* [Aim]
State the number of lines in these records holding "child". Say nothing more.

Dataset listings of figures
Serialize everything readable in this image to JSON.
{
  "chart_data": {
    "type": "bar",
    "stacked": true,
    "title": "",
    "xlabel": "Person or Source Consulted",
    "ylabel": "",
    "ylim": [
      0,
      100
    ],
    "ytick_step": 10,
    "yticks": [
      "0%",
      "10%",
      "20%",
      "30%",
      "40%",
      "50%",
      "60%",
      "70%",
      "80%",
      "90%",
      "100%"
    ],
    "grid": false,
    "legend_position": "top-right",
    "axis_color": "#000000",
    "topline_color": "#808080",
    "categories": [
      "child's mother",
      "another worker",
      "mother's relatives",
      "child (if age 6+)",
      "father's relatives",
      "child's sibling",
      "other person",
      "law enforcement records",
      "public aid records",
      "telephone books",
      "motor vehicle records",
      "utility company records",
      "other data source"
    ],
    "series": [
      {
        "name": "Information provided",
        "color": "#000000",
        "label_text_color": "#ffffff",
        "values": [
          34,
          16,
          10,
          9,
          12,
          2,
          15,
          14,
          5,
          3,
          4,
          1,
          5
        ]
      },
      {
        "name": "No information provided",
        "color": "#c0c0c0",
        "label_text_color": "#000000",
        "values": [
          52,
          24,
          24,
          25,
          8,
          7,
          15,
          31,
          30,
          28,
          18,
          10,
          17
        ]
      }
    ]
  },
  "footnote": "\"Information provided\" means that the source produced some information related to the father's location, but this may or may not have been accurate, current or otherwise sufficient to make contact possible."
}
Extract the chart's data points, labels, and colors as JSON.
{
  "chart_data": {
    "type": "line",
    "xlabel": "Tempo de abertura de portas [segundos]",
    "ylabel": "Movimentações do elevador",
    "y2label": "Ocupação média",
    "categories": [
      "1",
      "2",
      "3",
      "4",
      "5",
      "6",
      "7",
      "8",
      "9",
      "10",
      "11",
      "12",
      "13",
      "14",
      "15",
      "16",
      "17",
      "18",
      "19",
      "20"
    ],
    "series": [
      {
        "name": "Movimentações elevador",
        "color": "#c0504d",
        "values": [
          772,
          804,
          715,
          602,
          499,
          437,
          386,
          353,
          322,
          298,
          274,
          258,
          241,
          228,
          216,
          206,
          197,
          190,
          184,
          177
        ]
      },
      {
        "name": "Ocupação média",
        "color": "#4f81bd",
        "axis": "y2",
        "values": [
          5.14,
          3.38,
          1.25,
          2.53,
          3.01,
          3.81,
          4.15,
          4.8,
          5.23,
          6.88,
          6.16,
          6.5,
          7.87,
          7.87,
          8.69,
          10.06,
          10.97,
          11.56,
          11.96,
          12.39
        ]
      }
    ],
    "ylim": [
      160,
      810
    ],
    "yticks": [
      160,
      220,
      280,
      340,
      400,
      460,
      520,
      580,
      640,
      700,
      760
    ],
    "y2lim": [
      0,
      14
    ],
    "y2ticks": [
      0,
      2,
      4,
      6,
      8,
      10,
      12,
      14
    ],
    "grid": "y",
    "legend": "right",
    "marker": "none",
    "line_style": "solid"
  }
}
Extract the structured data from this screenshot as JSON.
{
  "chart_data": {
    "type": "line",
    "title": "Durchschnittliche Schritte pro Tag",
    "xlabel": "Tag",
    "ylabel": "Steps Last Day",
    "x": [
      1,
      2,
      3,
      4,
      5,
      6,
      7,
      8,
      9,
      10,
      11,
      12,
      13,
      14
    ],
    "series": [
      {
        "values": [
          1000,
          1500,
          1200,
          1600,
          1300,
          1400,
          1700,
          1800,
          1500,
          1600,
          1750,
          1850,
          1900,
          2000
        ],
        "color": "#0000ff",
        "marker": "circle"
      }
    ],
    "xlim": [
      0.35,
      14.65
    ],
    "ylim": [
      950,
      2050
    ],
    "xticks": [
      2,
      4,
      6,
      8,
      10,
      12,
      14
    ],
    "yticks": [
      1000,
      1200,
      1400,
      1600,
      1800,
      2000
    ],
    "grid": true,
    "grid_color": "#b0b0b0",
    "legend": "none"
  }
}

* [Response to the task]
3